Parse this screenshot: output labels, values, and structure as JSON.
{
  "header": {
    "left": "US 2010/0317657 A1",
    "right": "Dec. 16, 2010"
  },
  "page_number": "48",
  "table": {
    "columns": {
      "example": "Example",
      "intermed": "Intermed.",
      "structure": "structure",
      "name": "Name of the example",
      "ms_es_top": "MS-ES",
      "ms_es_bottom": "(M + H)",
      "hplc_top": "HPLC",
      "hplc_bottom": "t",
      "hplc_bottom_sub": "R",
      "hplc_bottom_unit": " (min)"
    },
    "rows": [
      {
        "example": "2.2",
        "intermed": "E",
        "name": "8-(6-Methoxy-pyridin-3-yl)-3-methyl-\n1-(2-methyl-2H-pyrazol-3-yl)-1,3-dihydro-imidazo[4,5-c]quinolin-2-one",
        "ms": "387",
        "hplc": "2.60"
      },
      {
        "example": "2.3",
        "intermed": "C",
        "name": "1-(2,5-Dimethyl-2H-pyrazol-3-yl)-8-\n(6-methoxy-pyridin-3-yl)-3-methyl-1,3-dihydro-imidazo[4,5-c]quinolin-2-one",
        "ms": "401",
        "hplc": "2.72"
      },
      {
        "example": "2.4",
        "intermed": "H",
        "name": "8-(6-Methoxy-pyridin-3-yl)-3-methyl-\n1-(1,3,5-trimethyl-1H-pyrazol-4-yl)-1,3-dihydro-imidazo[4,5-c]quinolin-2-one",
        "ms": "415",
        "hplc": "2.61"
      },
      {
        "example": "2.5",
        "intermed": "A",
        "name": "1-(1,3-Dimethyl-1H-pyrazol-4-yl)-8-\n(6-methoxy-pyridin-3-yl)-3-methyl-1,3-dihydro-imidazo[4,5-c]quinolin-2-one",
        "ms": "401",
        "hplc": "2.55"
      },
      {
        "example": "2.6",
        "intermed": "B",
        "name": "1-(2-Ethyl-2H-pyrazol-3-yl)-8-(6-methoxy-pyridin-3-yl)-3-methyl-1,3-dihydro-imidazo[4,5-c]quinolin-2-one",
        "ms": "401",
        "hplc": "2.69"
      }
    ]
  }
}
★ ★ ★ ★ ★
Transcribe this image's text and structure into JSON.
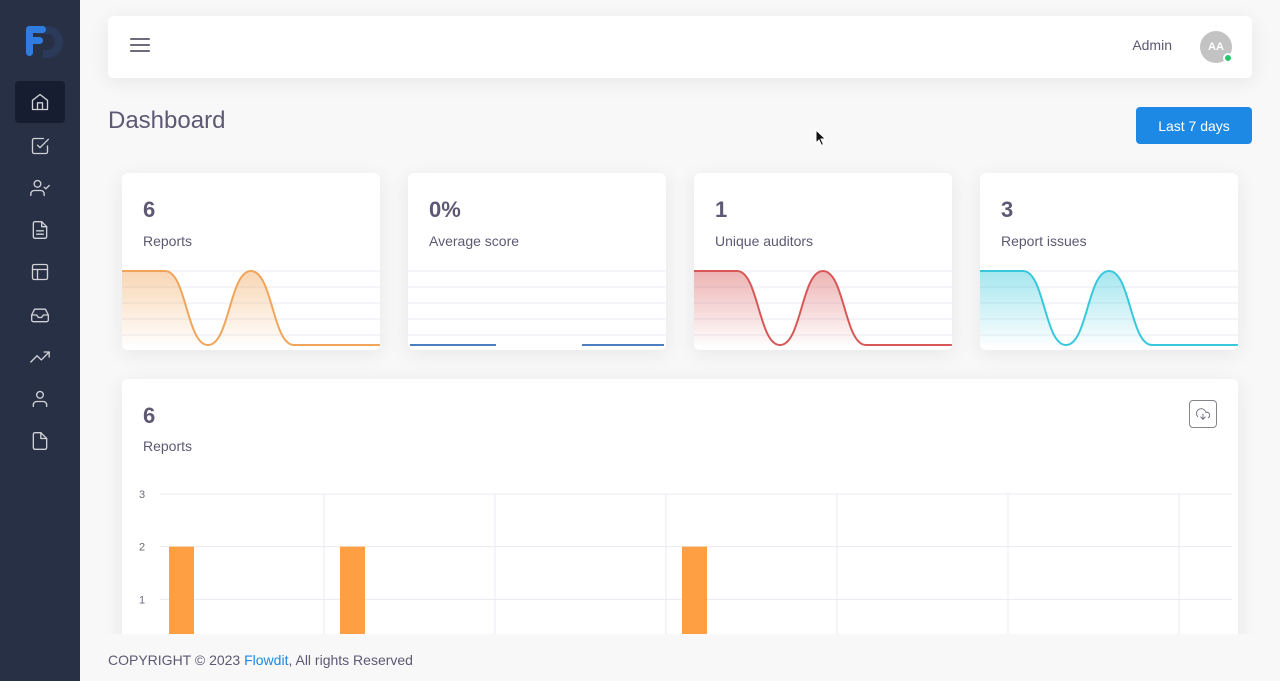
★ ★ ★ ★ ★
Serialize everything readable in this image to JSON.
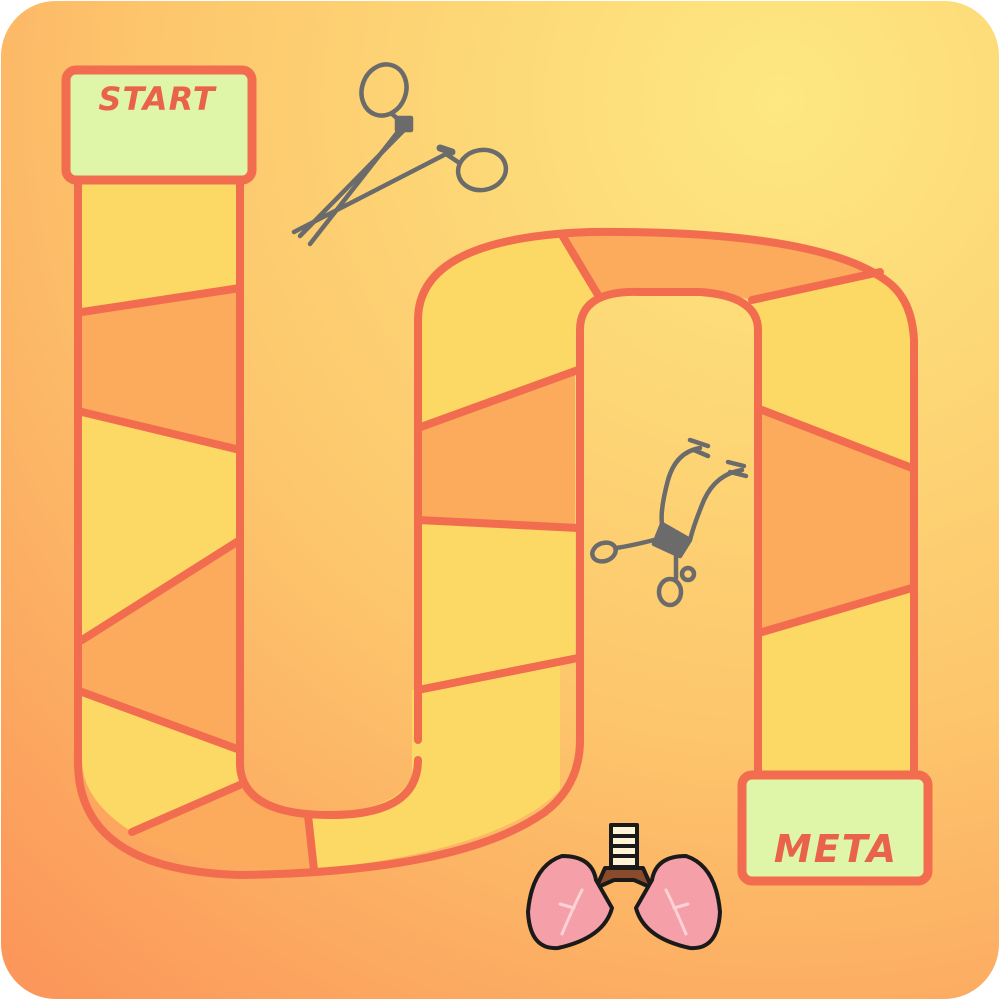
★ ★ ★ ★ ★
▶ [TASK GOAL]: Gather every line from the entries above where the word "image" appears, and copy them.

▶ [EXPECTED ANSWER]:
Transcribe this image's text and structure into JSON.
Serialize everything readable in this image to JSON.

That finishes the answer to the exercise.